Problem to solve = The entries below are to be repeated exactly as they stand.

+++ Input for this task +++

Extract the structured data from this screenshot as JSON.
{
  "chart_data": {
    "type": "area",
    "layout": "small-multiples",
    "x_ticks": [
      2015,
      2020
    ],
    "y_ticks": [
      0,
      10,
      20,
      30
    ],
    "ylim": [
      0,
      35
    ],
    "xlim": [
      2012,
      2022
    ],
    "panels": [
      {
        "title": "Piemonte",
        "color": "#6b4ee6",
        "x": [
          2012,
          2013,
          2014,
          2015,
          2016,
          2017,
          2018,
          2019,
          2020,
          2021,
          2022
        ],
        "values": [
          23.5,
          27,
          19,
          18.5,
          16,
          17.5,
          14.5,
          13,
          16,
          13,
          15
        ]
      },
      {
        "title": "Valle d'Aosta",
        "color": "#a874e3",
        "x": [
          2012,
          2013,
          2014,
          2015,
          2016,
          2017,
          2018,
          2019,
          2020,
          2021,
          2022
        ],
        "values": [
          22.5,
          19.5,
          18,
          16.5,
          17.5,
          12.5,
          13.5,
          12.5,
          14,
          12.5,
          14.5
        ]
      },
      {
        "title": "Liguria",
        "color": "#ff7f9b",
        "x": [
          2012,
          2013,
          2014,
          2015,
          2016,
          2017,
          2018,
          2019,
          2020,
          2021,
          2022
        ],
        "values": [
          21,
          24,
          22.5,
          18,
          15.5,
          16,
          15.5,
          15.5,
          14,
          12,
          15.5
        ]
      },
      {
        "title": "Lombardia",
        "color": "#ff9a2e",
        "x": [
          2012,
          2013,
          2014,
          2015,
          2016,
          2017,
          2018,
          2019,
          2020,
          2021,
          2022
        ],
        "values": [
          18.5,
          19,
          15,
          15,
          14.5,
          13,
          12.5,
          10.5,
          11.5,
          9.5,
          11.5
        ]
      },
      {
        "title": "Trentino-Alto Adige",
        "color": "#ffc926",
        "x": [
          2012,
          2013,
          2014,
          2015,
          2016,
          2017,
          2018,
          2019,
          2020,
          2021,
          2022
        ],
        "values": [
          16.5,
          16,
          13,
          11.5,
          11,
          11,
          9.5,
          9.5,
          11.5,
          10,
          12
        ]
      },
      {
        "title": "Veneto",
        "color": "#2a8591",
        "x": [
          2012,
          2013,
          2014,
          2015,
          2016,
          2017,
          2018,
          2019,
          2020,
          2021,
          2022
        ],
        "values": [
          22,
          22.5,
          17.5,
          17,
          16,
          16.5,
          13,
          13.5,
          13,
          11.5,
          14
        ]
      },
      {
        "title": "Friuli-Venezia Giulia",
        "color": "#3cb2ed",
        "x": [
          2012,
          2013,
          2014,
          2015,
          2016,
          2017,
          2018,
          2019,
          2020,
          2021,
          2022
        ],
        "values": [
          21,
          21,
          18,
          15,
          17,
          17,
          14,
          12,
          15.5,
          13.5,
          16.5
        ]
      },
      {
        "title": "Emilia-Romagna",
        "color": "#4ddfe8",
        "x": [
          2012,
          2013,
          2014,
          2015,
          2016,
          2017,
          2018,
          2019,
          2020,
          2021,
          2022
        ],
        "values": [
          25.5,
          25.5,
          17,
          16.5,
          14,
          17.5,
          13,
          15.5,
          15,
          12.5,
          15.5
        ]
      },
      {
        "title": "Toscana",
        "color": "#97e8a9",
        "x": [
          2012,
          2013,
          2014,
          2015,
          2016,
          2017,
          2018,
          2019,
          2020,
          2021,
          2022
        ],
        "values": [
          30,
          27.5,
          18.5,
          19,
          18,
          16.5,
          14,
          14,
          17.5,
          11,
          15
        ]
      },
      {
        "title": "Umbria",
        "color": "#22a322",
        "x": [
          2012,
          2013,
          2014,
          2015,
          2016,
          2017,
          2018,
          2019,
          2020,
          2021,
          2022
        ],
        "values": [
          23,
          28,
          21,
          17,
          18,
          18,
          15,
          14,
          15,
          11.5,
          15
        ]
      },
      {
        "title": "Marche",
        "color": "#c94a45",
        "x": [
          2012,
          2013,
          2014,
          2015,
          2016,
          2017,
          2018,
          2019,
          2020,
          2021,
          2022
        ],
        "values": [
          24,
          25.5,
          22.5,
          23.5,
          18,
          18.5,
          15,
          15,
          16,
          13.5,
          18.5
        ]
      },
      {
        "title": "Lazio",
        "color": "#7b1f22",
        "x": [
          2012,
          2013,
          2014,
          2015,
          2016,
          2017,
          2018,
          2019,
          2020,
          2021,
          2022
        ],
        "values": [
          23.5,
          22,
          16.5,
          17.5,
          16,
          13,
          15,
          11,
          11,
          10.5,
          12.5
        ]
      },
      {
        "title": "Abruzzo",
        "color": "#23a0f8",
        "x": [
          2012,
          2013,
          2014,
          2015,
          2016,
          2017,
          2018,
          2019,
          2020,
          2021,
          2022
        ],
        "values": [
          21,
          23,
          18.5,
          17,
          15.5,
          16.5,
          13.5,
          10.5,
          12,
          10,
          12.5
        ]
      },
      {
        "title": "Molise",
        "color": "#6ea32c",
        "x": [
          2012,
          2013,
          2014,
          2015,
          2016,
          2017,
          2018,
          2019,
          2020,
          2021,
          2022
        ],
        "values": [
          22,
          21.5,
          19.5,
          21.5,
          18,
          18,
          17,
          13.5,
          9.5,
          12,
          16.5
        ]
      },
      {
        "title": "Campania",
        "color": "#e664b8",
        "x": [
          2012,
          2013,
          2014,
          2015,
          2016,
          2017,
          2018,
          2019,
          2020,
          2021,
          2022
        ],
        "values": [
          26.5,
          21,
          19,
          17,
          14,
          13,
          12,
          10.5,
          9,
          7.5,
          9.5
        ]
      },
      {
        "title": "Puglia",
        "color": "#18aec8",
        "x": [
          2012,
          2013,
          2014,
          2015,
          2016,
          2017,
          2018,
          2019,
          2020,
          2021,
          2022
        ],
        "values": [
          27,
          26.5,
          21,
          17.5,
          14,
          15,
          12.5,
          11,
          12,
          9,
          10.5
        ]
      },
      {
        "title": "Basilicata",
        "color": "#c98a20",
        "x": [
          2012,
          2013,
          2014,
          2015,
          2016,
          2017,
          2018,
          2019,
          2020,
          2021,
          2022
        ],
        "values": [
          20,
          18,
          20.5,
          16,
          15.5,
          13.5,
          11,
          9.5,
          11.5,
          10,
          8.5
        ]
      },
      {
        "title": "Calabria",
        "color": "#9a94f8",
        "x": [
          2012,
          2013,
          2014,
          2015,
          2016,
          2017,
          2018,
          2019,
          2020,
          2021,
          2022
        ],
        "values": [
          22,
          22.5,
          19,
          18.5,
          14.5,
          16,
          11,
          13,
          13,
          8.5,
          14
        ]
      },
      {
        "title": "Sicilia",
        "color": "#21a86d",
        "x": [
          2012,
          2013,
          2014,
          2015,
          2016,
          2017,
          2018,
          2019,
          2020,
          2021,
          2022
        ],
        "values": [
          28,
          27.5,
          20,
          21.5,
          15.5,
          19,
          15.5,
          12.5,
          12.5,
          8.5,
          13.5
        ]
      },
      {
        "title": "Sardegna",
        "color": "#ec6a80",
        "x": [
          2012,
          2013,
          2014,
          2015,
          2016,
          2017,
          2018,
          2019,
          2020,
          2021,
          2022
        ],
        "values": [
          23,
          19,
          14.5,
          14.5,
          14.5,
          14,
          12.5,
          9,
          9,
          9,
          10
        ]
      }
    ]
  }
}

+++

Result of this exercise =
Extract the structured data from this screenshot as JSON.
{
  "chart_data": {
    "type": "area",
    "layout": "small-multiples",
    "x_ticks": [
      2015,
      2020
    ],
    "y_ticks": [
      0,
      10,
      20,
      30
    ],
    "ylim": [
      0,
      35
    ],
    "xlim": [
      2012,
      2022
    ],
    "panels": [
      {
        "title": "Piemonte",
        "color": "#6b4ee6",
        "x": [
          2012,
          2013,
          2014,
          2015,
          2016,
          2017,
          2018,
          2019,
          2020,
          2021,
          2022
        ],
        "values": [
          23.5,
          27,
          19,
          18.5,
          16,
          17.5,
          14.5,
          13,
          16,
          13,
          15
        ]
      },
      {
        "title": "Valle d'Aosta",
        "color": "#a874e3",
        "x": [
          2012,
          2013,
          2014,
          2015,
          2016,
          2017,
          2018,
          2019,
          2020,
          2021,
          2022
        ],
        "values": [
          22.5,
          19.5,
          18,
          16.5,
          17.5,
          12.5,
          13.5,
          12.5,
          14,
          12.5,
          14.5
        ]
      },
      {
        "title": "Liguria",
        "color": "#ff7f9b",
        "x": [
          2012,
          2013,
          2014,
          2015,
          2016,
          2017,
          2018,
          2019,
          2020,
          2021,
          2022
        ],
        "values": [
          21,
          24,
          22.5,
          18,
          15.5,
          16,
          15.5,
          15.5,
          14,
          12,
          15.5
        ]
      },
      {
        "title": "Lombardia",
        "color": "#ff9a2e",
        "x": [
          2012,
          2013,
          2014,
          2015,
          2016,
          2017,
          2018,
          2019,
          2020,
          2021,
          2022
        ],
        "values": [
          18.5,
          19,
          15,
          15,
          14.5,
          13,
          12.5,
          10.5,
          11.5,
          9.5,
          11.5
        ]
      },
      {
        "title": "Trentino-Alto Adige",
        "color": "#ffc926",
        "x": [
          2012,
          2013,
          2014,
          2015,
          2016,
          2017,
          2018,
          2019,
          2020,
          2021,
          2022
        ],
        "values": [
          16.5,
          16,
          13,
          11.5,
          11,
          11,
          9.5,
          9.5,
          11.5,
          10,
          12
        ]
      },
      {
        "title": "Veneto",
        "color": "#2a8591",
        "x": [
          2012,
          2013,
          2014,
          2015,
          2016,
          2017,
          2018,
          2019,
          2020,
          2021,
          2022
        ],
        "values": [
          22,
          22.5,
          17.5,
          17,
          16,
          16.5,
          13,
          13.5,
          13,
          11.5,
          14
        ]
      },
      {
        "title": "Friuli-Venezia Giulia",
        "color": "#3cb2ed",
        "x": [
          2012,
          2013,
          2014,
          2015,
          2016,
          2017,
          2018,
          2019,
          2020,
          2021,
          2022
        ],
        "values": [
          21,
          21,
          18,
          15,
          17,
          17,
          14,
          12,
          15.5,
          13.5,
          16.5
        ]
      },
      {
        "title": "Emilia-Romagna",
        "color": "#4ddfe8",
        "x": [
          2012,
          2013,
          2014,
          2015,
          2016,
          2017,
          2018,
          2019,
          2020,
          2021,
          2022
        ],
        "values": [
          25.5,
          25.5,
          17,
          16.5,
          14,
          17.5,
          13,
          15.5,
          15,
          12.5,
          15.5
        ]
      },
      {
        "title": "Toscana",
        "color": "#97e8a9",
        "x": [
          2012,
          2013,
          2014,
          2015,
          2016,
          2017,
          2018,
          2019,
          2020,
          2021,
          2022
        ],
        "values": [
          30,
          27.5,
          18.5,
          19,
          18,
          16.5,
          14,
          14,
          17.5,
          11,
          15
        ]
      },
      {
        "title": "Umbria",
        "color": "#22a322",
        "x": [
          2012,
          2013,
          2014,
          2015,
          2016,
          2017,
          2018,
          2019,
          2020,
          2021,
          2022
        ],
        "values": [
          23,
          28,
          21,
          17,
          18,
          18,
          15,
          14,
          15,
          11.5,
          15
        ]
      },
      {
        "title": "Marche",
        "color": "#c94a45",
        "x": [
          2012,
          2013,
          2014,
          2015,
          2016,
          2017,
          2018,
          2019,
          2020,
          2021,
          2022
        ],
        "values": [
          24,
          25.5,
          22.5,
          23.5,
          18,
          18.5,
          15,
          15,
          16,
          13.5,
          18.5
        ]
      },
      {
        "title": "Lazio",
        "color": "#7b1f22",
        "x": [
          2012,
          2013,
          2014,
          2015,
          2016,
          2017,
          2018,
          2019,
          2020,
          2021,
          2022
        ],
        "values": [
          23.5,
          22,
          16.5,
          17.5,
          16,
          13,
          15,
          11,
          11,
          10.5,
          12.5
        ]
      },
      {
        "title": "Abruzzo",
        "color": "#23a0f8",
        "x": [
          2012,
          2013,
          2014,
          2015,
          2016,
          2017,
          2018,
          2019,
          2020,
          2021,
          2022
        ],
        "values": [
          21,
          23,
          18.5,
          17,
          15.5,
          16.5,
          13.5,
          10.5,
          12,
          10,
          12.5
        ]
      },
      {
        "title": "Molise",
        "color": "#6ea32c",
        "x": [
          2012,
          2013,
          2014,
          2015,
          2016,
          2017,
          2018,
          2019,
          2020,
          2021,
          2022
        ],
        "values": [
          22,
          21.5,
          19.5,
          21.5,
          18,
          18,
          17,
          13.5,
          9.5,
          12,
          16.5
        ]
      },
      {
        "title": "Campania",
        "color": "#e664b8",
        "x": [
          2012,
          2013,
          2014,
          2015,
          2016,
          2017,
          2018,
          2019,
          2020,
          2021,
          2022
        ],
        "values": [
          26.5,
          21,
          19,
          17,
          14,
          13,
          12,
          10.5,
          9,
          7.5,
          9.5
        ]
      },
      {
        "title": "Puglia",
        "color": "#18aec8",
        "x": [
          2012,
          2013,
          2014,
          2015,
          2016,
          2017,
          2018,
          2019,
          2020,
          2021,
          2022
        ],
        "values": [
          27,
          26.5,
          21,
          17.5,
          14,
          15,
          12.5,
          11,
          12,
          9,
          10.5
        ]
      },
      {
        "title": "Basilicata",
        "color": "#c98a20",
        "x": [
          2012,
          2013,
          2014,
          2015,
          2016,
          2017,
          2018,
          2019,
          2020,
          2021,
          2022
        ],
        "values": [
          20,
          18,
          20.5,
          16,
          15.5,
          13.5,
          11,
          9.5,
          11.5,
          10,
          8.5
        ]
      },
      {
        "title": "Calabria",
        "color": "#9a94f8",
        "x": [
          2012,
          2013,
          2014,
          2015,
          2016,
          2017,
          2018,
          2019,
          2020,
          2021,
          2022
        ],
        "values": [
          22,
          22.5,
          19,
          18.5,
          14.5,
          16,
          11,
          13,
          13,
          8.5,
          14
        ]
      },
      {
        "title": "Sicilia",
        "color": "#21a86d",
        "x": [
          2012,
          2013,
          2014,
          2015,
          2016,
          2017,
          2018,
          2019,
          2020,
          2021,
          2022
        ],
        "values": [
          28,
          27.5,
          20,
          21.5,
          15.5,
          19,
          15.5,
          12.5,
          12.5,
          8.5,
          13.5
        ]
      },
      {
        "title": "Sardegna",
        "color": "#ec6a80",
        "x": [
          2012,
          2013,
          2014,
          2015,
          2016,
          2017,
          2018,
          2019,
          2020,
          2021,
          2022
        ],
        "values": [
          23,
          19,
          14.5,
          14.5,
          14.5,
          14,
          12.5,
          9,
          9,
          9,
          10
        ]
      }
    ]
  }
}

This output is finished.